In the entries below, find every line with "carbon" and copy it.
start Exercise input
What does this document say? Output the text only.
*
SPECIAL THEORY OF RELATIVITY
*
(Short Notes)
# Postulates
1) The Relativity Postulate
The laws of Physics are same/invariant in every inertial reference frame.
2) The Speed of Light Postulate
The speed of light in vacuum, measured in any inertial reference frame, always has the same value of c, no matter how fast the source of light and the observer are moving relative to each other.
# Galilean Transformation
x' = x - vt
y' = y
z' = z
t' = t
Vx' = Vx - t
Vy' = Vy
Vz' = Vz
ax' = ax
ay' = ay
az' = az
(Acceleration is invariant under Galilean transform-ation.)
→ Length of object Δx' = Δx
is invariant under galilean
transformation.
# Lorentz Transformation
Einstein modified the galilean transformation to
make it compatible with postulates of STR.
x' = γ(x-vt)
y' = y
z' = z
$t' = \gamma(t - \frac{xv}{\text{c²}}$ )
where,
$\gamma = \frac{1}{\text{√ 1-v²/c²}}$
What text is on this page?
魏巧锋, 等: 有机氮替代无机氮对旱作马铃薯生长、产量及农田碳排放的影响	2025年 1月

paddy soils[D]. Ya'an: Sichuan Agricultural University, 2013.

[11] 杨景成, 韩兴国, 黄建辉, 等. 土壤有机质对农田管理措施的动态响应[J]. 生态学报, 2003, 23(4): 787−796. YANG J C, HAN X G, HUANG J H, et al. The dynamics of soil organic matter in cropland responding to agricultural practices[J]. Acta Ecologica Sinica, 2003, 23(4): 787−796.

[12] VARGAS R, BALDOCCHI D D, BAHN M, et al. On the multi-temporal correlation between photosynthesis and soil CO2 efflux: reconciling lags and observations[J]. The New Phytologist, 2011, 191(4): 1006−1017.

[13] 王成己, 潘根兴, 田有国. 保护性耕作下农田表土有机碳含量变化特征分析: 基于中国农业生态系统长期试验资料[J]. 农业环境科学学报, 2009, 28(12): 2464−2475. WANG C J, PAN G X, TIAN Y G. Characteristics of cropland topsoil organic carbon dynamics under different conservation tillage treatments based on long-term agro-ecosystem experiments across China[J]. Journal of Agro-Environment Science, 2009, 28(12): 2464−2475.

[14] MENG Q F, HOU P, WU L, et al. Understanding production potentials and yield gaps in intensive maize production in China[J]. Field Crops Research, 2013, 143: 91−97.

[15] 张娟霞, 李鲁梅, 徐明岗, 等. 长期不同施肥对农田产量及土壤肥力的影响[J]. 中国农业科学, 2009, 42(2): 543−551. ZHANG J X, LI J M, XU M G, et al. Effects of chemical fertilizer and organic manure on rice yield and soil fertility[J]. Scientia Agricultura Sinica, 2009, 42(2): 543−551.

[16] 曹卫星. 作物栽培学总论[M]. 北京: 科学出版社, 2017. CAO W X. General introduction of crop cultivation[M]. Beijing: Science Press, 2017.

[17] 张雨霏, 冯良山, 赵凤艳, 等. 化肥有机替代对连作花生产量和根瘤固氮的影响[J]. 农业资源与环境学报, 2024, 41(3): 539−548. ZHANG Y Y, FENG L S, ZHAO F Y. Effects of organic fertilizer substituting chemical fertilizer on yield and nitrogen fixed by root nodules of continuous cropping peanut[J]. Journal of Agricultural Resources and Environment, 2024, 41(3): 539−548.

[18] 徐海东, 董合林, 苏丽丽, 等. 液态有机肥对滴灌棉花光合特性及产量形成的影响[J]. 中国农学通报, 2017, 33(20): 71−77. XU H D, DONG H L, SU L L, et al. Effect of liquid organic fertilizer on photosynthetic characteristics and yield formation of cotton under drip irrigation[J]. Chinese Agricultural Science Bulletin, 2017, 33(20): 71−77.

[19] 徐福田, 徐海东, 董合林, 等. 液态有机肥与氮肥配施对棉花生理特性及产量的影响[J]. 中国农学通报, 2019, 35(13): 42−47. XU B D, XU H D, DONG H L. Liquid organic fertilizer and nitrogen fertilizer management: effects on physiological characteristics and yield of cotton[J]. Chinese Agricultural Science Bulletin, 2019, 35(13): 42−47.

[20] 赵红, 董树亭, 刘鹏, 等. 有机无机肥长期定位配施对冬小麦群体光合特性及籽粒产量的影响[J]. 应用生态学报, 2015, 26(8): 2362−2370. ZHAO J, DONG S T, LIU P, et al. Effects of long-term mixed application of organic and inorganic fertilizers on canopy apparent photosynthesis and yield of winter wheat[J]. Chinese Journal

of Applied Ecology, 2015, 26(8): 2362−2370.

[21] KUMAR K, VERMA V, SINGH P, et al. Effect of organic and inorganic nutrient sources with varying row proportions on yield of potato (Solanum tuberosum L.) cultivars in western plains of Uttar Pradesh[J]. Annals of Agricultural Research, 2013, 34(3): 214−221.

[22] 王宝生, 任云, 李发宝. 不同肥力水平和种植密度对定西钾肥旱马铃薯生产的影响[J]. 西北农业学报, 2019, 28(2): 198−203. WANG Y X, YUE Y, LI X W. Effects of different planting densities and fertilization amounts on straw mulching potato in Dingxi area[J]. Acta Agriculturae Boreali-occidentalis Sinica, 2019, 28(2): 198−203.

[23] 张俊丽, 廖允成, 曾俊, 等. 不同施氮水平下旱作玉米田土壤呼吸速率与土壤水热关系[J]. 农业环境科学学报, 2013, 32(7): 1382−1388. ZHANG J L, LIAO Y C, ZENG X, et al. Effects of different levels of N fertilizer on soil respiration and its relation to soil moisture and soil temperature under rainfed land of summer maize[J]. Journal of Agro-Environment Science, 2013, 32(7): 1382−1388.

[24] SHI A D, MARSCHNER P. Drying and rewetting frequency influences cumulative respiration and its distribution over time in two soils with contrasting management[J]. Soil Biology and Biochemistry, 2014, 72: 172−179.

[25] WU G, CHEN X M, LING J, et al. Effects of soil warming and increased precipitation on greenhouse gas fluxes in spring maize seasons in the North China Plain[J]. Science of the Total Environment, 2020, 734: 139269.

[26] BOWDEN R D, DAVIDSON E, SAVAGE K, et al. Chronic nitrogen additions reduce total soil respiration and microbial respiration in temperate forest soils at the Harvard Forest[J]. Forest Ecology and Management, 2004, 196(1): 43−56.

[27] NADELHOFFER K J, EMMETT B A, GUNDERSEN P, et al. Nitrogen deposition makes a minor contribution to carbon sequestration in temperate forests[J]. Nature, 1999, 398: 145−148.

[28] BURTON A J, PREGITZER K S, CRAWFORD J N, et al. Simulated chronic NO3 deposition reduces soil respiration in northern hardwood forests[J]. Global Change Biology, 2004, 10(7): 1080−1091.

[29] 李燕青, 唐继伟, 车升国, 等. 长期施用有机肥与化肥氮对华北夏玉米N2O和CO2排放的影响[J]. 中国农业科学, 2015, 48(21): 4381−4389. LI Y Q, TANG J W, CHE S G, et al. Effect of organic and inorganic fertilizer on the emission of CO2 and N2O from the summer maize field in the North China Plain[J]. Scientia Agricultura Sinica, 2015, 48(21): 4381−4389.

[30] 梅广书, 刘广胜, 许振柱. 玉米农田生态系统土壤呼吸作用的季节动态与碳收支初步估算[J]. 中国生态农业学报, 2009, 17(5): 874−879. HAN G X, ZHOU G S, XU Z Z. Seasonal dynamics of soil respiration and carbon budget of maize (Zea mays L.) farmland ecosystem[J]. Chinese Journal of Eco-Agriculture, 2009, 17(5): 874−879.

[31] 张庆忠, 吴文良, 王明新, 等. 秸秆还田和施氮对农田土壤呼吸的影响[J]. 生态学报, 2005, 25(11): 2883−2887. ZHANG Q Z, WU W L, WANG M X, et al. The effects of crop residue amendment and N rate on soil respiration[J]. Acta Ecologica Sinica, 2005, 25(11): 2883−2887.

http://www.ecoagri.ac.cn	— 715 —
end Exercise input
## Written solution
[13] 王成己, 潘根兴, 田有国. 保护性耕作下农田表土有机碳含量变化特征分析: 基于中国农业生态系统长期试验资料[J]. 农业环境科学学报, 2009, 28(12): 2464−2475. WANG C J, PAN G X, TIAN Y G. Characteristics of cropland topsoil organic carbon dynamics under different conservation tillage treatments based on long-term agro-ecosystem experiments across China[J]. Journal of Agro-Environment Science, 2009, 28(12): 2464−2475.
[27] NADELHOFFER K J, EMMETT B A, GUNDERSEN P, et al. Nitrogen deposition makes a minor contribution to carbon sequestration in temperate forests[J]. Nature, 1999, 398: 145−148.
[30] 梅广书, 刘广胜, 许振柱. 玉米农田生态系统土壤呼吸作用的季节动态与碳收支初步估算[J]. 中国生态农业学报, 2009, 17(5): 874−879. HAN G X, ZHOU G S, XU Z Z. Seasonal dynamics of soil respiration and carbon budget of maize (Zea mays L.) farmland ecosystem[J]. Chinese Journal of Eco-Agriculture, 2009, 17(5): 874−879.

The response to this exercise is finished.